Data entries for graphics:
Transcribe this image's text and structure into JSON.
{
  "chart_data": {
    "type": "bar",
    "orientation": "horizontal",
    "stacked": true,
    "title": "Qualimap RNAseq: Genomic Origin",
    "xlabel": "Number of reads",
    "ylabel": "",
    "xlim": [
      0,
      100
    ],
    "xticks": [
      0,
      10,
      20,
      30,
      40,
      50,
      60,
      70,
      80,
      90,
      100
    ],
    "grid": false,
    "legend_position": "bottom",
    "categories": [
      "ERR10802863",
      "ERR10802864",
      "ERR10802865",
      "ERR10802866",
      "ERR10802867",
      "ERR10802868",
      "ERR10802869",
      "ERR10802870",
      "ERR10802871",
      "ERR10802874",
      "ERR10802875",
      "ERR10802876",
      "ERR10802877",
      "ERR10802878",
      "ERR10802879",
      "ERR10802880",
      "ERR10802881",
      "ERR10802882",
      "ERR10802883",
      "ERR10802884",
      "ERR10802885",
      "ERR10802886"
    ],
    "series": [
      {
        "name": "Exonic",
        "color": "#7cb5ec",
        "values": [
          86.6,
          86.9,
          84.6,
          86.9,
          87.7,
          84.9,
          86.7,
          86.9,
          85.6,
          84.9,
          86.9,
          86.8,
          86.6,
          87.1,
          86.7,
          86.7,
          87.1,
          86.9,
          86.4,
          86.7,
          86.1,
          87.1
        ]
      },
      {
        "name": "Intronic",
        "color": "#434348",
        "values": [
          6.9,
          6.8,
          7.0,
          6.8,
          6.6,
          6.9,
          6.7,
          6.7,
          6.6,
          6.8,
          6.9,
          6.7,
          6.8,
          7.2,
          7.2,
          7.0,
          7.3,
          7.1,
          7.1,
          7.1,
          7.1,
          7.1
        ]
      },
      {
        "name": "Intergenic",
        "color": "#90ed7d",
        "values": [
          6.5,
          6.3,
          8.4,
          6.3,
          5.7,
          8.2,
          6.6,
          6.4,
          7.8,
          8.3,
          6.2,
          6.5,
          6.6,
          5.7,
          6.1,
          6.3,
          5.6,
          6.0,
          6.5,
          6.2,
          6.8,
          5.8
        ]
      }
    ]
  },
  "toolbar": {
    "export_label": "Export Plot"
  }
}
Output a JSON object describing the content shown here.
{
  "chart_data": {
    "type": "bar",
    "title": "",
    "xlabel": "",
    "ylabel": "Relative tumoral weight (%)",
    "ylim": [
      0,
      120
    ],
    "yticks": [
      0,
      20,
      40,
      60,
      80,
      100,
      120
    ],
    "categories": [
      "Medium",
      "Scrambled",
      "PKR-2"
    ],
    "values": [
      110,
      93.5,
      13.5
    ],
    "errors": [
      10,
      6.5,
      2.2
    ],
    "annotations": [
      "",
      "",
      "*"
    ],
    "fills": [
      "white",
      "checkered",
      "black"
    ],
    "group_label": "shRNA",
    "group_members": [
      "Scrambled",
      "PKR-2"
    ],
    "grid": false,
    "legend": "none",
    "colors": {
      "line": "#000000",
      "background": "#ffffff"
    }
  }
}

Task details: When a line of the records includes "title", that line belongs in the answer.

Result:
    "title": "Qualimap RNAseq: Genomic Origin",
    "title": "",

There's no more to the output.